> **PROMPT**: Write out the data below in full. Keep it exact.

> **DATA FOR THE TASK**:
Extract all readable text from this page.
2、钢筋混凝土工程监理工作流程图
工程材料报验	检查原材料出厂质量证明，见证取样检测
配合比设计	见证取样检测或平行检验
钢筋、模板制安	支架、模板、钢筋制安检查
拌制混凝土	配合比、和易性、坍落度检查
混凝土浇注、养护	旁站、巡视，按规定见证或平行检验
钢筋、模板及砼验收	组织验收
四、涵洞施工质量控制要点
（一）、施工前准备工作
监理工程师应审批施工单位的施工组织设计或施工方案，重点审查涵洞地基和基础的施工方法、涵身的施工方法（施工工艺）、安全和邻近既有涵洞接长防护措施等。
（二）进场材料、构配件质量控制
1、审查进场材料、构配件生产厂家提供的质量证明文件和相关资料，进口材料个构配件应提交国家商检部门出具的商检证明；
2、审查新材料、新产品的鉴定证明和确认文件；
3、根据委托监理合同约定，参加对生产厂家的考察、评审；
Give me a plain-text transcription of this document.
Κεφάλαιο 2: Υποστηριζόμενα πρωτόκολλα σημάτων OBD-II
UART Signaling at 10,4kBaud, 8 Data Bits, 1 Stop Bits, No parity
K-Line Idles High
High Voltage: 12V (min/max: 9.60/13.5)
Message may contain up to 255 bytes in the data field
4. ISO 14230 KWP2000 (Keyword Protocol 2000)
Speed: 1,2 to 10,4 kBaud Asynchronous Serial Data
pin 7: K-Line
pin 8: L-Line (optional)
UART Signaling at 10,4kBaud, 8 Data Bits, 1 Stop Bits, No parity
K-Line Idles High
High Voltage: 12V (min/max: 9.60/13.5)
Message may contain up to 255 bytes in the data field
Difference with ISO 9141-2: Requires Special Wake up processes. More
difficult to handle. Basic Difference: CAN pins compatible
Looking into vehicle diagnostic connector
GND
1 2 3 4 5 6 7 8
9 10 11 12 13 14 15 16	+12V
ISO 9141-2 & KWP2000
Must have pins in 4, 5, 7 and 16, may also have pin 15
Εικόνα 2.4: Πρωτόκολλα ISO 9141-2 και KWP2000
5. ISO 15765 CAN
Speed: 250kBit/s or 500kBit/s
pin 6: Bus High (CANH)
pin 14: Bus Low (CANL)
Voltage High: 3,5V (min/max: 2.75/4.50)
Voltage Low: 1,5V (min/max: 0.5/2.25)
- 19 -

> **COMPLETE RESPONSE**:
Extract all readable text from this page.
2、钢筋混凝土工程监理工作流程图
工程材料报验	检查原材料出厂质量证明，见证取样检测
配合比设计	见证取样检测或平行检验
钢筋、模板制安	支架、模板、钢筋制安检查
拌制混凝土	配合比、和易性、坍落度检查
混凝土浇注、养护	旁站、巡视，按规定见证或平行检验
钢筋、模板及砼验收	组织验收
四、涵洞施工质量控制要点
（一）、施工前准备工作
监理工程师应审批施工单位的施工组织设计或施工方案，重点审查涵洞地基和基础的施工方法、涵身的施工方法（施工工艺）、安全和邻近既有涵洞接长防护措施等。
（二）进场材料、构配件质量控制
1、审查进场材料、构配件生产厂家提供的质量证明文件和相关资料，进口材料个构配件应提交国家商检部门出具的商检证明；
2、审查新材料、新产品的鉴定证明和确认文件；
3、根据委托监理合同约定，参加对生产厂家的考察、评审；
Give me a plain-text transcription of this document.
Κεφάλαιο 2: Υποστηριζόμενα πρωτόκολλα σημάτων OBD-II
UART Signaling at 10,4kBaud, 8 Data Bits, 1 Stop Bits, No parity
K-Line Idles High
High Voltage: 12V (min/max: 9.60/13.5)
Message may contain up to 255 bytes in the data field
4. ISO 14230 KWP2000 (Keyword Protocol 2000)
Speed: 1,2 to 10,4 kBaud Asynchronous Serial Data
pin 7: K-Line
pin 8: L-Line (optional)
UART Signaling at 10,4kBaud, 8 Data Bits, 1 Stop Bits, No parity
K-Line Idles High
High Voltage: 12V (min/max: 9.60/13.5)
Message may contain up to 255 bytes in the data field
Difference with ISO 9141-2: Requires Special Wake up processes. More
difficult to handle. Basic Difference: CAN pins compatible
Looking into vehicle diagnostic connector
GND
1 2 3 4 5 6 7 8
9 10 11 12 13 14 15 16	+12V
ISO 9141-2 & KWP2000
Must have pins in 4, 5, 7 and 16, may also have pin 15
Εικόνα 2.4: Πρωτόκολλα ISO 9141-2 και KWP2000
5. ISO 15765 CAN
Speed: 250kBit/s or 500kBit/s
pin 6: Bus High (CANH)
pin 14: Bus Low (CANL)
Voltage High: 3,5V (min/max: 2.75/4.50)
Voltage Low: 1,5V (min/max: 0.5/2.25)
- 19 -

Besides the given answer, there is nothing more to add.